What to produce: Going through the material below, please gather all lines with the word "bottom" in them.

Data entries:
——————————
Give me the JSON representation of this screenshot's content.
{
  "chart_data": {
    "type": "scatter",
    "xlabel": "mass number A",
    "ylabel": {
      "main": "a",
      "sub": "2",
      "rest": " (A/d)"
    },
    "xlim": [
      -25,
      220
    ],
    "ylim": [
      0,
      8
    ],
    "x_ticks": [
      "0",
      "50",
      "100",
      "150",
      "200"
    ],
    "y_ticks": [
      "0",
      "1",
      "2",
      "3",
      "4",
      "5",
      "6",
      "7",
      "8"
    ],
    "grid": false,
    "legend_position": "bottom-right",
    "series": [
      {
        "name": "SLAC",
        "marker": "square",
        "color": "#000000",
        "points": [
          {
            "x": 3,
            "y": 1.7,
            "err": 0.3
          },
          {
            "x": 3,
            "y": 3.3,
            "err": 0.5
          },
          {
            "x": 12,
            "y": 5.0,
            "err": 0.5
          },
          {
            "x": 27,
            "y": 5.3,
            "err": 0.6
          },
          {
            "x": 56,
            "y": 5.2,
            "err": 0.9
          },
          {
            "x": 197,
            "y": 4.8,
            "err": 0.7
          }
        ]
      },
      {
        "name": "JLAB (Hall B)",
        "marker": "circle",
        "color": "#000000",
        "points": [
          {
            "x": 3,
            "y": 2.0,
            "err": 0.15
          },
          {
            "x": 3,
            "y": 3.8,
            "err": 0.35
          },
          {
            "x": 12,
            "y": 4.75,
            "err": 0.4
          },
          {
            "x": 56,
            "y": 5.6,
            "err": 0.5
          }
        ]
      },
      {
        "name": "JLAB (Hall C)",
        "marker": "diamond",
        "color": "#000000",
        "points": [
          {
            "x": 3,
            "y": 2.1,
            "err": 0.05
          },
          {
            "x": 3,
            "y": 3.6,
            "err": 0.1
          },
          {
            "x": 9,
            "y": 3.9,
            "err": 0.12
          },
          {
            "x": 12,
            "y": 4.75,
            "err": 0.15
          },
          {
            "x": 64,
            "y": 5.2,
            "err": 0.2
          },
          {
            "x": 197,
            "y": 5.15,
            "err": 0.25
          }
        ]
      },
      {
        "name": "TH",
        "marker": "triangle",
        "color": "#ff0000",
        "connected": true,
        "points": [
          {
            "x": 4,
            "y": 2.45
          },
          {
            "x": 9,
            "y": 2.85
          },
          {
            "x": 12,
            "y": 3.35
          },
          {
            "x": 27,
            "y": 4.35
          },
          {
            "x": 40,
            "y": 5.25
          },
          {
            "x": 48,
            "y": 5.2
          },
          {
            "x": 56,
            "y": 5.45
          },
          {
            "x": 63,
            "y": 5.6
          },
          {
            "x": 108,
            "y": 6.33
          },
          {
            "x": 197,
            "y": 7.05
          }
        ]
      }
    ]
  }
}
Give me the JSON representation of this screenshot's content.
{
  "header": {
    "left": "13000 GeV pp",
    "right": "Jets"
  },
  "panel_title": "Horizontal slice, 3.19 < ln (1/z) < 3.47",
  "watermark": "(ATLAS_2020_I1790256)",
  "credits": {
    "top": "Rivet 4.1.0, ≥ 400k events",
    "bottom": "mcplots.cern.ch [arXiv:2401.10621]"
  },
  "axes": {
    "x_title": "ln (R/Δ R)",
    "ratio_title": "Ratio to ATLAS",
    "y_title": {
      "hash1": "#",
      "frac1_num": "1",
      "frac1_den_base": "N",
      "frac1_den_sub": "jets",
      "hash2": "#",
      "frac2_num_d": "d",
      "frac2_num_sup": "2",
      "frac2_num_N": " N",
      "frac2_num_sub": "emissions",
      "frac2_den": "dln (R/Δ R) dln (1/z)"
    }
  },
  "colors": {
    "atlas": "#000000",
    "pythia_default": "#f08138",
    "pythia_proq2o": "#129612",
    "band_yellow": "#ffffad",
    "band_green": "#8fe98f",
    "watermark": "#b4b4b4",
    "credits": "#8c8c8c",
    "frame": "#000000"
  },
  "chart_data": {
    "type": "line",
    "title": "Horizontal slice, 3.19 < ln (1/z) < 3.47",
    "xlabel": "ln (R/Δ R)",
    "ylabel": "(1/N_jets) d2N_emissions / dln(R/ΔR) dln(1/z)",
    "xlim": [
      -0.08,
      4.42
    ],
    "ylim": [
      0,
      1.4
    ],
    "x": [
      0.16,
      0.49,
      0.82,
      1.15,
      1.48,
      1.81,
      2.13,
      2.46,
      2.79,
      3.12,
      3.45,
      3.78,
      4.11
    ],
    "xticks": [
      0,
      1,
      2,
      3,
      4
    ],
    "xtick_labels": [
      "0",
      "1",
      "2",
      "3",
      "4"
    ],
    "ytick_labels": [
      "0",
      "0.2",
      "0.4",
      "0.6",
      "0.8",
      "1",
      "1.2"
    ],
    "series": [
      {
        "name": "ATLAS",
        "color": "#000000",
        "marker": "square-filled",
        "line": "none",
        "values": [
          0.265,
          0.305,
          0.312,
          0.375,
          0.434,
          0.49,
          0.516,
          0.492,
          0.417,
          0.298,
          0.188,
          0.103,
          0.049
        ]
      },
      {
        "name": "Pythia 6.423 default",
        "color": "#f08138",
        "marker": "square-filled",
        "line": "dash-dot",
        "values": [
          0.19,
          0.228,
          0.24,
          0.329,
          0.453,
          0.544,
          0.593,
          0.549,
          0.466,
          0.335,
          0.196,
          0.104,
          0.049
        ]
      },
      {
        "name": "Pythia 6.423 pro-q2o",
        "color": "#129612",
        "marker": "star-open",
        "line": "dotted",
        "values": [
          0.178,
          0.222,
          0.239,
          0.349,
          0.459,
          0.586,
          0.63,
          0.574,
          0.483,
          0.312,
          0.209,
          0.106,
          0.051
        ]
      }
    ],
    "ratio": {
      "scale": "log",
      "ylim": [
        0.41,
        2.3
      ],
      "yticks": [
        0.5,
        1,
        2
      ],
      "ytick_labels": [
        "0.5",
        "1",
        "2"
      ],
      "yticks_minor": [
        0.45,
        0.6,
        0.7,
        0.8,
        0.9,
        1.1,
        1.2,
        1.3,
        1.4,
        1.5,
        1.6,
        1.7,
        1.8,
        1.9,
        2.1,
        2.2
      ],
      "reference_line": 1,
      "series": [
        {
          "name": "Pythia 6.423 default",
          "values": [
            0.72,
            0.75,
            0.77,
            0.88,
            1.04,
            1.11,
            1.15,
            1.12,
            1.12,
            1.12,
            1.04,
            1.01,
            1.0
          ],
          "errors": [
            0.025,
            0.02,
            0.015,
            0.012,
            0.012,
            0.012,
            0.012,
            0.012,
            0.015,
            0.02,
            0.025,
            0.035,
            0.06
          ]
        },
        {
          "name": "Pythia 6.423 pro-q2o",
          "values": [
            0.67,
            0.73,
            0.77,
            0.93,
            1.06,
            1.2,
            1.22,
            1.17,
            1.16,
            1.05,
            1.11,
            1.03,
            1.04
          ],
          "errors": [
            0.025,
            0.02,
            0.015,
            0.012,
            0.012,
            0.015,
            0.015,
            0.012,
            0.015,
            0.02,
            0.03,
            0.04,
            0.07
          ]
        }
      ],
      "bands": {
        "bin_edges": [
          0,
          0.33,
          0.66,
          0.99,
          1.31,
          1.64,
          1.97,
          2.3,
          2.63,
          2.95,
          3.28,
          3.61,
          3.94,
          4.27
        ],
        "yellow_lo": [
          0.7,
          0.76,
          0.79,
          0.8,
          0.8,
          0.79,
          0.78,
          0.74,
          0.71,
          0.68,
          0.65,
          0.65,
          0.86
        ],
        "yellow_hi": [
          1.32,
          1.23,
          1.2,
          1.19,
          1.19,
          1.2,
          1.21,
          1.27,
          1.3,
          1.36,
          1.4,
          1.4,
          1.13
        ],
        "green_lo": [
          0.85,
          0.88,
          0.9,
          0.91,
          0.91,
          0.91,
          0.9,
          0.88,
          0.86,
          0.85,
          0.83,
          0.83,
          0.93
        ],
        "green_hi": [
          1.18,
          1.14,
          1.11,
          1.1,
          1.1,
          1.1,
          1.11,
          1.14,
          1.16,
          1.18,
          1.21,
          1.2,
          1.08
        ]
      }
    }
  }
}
——————————
Final answer:
    "legend_position": "bottom-right",
    "bottom": "mcplots.cern.ch [arXiv:2401.10621]"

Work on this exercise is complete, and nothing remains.